■ INFORMATION GIVEN ■
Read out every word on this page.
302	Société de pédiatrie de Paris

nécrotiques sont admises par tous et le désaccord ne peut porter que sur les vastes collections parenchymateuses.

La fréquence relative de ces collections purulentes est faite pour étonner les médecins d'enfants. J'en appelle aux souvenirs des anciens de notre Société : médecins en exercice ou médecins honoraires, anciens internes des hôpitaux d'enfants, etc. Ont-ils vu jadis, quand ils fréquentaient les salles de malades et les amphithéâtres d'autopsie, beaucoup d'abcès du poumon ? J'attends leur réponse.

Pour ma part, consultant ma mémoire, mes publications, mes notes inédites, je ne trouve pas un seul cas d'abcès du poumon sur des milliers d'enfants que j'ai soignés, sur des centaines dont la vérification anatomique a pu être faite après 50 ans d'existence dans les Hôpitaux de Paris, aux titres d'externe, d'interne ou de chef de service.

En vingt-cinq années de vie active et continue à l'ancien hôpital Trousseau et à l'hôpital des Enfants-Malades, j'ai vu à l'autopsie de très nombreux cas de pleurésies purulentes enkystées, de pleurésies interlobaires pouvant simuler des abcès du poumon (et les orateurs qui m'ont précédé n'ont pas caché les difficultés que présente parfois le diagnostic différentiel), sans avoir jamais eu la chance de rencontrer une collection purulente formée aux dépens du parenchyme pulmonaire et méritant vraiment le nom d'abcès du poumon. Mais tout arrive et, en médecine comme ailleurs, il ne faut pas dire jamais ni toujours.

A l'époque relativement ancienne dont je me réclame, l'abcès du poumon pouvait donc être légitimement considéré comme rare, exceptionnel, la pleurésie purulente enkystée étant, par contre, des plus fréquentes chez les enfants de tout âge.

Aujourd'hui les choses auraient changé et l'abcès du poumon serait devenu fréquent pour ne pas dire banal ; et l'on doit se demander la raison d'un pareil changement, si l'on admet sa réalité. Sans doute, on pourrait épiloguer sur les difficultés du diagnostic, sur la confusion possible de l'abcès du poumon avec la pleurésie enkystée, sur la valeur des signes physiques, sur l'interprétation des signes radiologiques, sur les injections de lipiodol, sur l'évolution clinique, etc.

■ TASK STATEMENT ■
Repeat every line of the records above exactly.

■ SOLVED EXERCISE ■
Read out every word on this page.
302	Société de pédiatrie de Paris

nécrotiques sont admises par tous et le désaccord ne peut porter que sur les vastes collections parenchymateuses.

La fréquence relative de ces collections purulentes est faite pour étonner les médecins d'enfants. J'en appelle aux souvenirs des anciens de notre Société : médecins en exercice ou médecins honoraires, anciens internes des hôpitaux d'enfants, etc. Ont-ils vu jadis, quand ils fréquentaient les salles de malades et les amphithéâtres d'autopsie, beaucoup d'abcès du poumon ? J'attends leur réponse.

Pour ma part, consultant ma mémoire, mes publications, mes notes inédites, je ne trouve pas un seul cas d'abcès du poumon sur des milliers d'enfants que j'ai soignés, sur des centaines dont la vérification anatomique a pu être faite après 50 ans d'existence dans les Hôpitaux de Paris, aux titres d'externe, d'interne ou de chef de service.

En vingt-cinq années de vie active et continue à l'ancien hôpital Trousseau et à l'hôpital des Enfants-Malades, j'ai vu à l'autopsie de très nombreux cas de pleurésies purulentes enkystées, de pleurésies interlobaires pouvant simuler des abcès du poumon (et les orateurs qui m'ont précédé n'ont pas caché les difficultés que présente parfois le diagnostic différentiel), sans avoir jamais eu la chance de rencontrer une collection purulente formée aux dépens du parenchyme pulmonaire et méritant vraiment le nom d'abcès du poumon. Mais tout arrive et, en médecine comme ailleurs, il ne faut pas dire jamais ni toujours.

A l'époque relativement ancienne dont je me réclame, l'abcès du poumon pouvait donc être légitimement considéré comme rare, exceptionnel, la pleurésie purulente enkystée étant, par contre, des plus fréquentes chez les enfants de tout âge.

Aujourd'hui les choses auraient changé et l'abcès du poumon serait devenu fréquent pour ne pas dire banal ; et l'on doit se demander la raison d'un pareil changement, si l'on admet sa réalité. Sans doute, on pourrait épiloguer sur les difficultés du diagnostic, sur la confusion possible de l'abcès du poumon avec la pleurésie enkystée, sur la valeur des signes physiques, sur l'interprétation des signes radiologiques, sur les injections de lipiodol, sur l'évolution clinique, etc.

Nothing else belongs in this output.